## WHAT IS REQUIRED
Extract every line where the string "dollars" appears.

## DATA RECORDS
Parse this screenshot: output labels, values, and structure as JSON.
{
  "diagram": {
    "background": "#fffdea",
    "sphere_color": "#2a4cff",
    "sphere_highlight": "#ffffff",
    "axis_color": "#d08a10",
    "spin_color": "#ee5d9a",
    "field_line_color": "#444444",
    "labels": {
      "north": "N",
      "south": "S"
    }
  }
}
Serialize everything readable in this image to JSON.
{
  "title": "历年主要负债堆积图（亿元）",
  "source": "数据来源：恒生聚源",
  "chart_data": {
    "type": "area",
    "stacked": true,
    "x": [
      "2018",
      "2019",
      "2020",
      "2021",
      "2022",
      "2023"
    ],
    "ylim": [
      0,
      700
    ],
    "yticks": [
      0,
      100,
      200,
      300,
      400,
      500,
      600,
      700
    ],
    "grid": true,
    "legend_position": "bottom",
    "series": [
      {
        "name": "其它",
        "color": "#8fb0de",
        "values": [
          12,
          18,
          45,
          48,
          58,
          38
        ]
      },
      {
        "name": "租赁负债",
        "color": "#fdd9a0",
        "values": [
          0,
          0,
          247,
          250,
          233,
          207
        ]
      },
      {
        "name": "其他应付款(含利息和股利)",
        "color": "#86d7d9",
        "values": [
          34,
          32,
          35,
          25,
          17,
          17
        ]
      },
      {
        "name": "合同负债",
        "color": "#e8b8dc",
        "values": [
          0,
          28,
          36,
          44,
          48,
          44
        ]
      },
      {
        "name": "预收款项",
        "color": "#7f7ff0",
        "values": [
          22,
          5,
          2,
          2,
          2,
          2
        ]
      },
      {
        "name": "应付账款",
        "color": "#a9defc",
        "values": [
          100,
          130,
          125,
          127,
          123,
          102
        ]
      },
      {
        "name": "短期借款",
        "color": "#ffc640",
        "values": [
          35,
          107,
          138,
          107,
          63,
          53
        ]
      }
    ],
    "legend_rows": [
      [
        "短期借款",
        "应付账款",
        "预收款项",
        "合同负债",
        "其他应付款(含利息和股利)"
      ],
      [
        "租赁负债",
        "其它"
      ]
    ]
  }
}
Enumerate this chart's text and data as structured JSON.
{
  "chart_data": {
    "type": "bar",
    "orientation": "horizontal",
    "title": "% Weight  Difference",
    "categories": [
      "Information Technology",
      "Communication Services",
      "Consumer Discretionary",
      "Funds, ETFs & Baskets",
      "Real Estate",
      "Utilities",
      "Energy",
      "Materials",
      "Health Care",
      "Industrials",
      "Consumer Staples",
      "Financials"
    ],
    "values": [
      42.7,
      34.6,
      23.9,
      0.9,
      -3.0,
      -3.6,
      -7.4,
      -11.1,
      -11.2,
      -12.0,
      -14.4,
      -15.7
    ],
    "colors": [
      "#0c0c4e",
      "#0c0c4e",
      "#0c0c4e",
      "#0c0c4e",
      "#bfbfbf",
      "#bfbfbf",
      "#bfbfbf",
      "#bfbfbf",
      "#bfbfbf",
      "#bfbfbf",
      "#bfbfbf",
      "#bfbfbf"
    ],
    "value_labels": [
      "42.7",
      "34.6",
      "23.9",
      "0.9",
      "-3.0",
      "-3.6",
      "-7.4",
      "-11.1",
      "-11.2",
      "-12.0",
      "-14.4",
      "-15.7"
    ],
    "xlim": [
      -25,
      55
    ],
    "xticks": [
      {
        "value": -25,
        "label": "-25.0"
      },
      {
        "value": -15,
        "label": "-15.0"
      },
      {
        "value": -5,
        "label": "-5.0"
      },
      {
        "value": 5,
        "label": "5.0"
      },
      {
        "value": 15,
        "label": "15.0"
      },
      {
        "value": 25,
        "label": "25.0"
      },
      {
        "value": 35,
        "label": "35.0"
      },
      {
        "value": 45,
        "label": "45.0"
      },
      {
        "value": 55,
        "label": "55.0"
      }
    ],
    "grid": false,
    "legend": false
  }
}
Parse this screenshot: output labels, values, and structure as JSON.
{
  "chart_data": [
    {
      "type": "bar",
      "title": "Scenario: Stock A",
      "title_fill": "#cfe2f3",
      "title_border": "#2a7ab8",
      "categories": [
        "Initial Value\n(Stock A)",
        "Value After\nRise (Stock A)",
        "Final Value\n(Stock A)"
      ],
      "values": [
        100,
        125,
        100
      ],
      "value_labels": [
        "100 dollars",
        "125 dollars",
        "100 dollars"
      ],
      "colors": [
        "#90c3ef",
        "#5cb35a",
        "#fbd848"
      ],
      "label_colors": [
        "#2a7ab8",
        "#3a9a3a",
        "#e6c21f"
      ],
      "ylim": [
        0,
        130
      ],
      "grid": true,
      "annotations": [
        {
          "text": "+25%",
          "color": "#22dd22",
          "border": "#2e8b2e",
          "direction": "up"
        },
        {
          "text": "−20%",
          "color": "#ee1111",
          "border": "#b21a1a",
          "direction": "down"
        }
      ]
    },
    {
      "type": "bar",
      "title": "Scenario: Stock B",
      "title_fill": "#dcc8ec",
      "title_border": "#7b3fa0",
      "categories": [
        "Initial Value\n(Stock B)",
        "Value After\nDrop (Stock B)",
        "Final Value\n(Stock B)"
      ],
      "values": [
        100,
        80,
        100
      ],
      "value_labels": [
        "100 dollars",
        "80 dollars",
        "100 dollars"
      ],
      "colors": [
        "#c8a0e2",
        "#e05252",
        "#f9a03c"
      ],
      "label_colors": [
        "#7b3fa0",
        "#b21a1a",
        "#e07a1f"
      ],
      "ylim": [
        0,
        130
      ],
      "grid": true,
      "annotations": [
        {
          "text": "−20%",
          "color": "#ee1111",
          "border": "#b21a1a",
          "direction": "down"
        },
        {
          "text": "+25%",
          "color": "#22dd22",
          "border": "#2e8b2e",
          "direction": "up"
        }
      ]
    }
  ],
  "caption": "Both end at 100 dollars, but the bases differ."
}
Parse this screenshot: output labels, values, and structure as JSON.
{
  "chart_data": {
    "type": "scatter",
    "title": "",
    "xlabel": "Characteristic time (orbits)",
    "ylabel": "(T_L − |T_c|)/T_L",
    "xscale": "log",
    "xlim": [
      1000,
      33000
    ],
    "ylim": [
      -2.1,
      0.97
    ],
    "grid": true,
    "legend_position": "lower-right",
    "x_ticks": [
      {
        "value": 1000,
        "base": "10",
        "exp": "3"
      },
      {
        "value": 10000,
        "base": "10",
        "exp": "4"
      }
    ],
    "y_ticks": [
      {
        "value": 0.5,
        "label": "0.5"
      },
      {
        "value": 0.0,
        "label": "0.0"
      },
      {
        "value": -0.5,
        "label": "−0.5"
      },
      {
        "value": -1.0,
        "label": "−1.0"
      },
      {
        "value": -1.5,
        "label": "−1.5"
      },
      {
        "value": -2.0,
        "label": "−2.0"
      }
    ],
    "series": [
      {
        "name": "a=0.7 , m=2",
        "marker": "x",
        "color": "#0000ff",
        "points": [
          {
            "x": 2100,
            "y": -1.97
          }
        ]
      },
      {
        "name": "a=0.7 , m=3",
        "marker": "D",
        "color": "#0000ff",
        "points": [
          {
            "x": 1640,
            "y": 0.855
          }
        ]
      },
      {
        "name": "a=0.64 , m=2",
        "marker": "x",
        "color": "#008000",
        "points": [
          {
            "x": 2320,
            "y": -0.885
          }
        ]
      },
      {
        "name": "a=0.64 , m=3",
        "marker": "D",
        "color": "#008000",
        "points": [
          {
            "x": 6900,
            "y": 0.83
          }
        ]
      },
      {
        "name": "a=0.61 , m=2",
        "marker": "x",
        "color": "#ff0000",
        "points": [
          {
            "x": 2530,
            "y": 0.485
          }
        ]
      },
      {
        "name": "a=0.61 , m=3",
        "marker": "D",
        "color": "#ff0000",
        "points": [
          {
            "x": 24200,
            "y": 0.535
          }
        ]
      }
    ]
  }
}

## WRITTEN ANSWER
        "100 dollars",
        "125 dollars",
        "100 dollars"
        "100 dollars",
        "80 dollars",
        "100 dollars"
  "caption": "Both end at 100 dollars, but the bases differ."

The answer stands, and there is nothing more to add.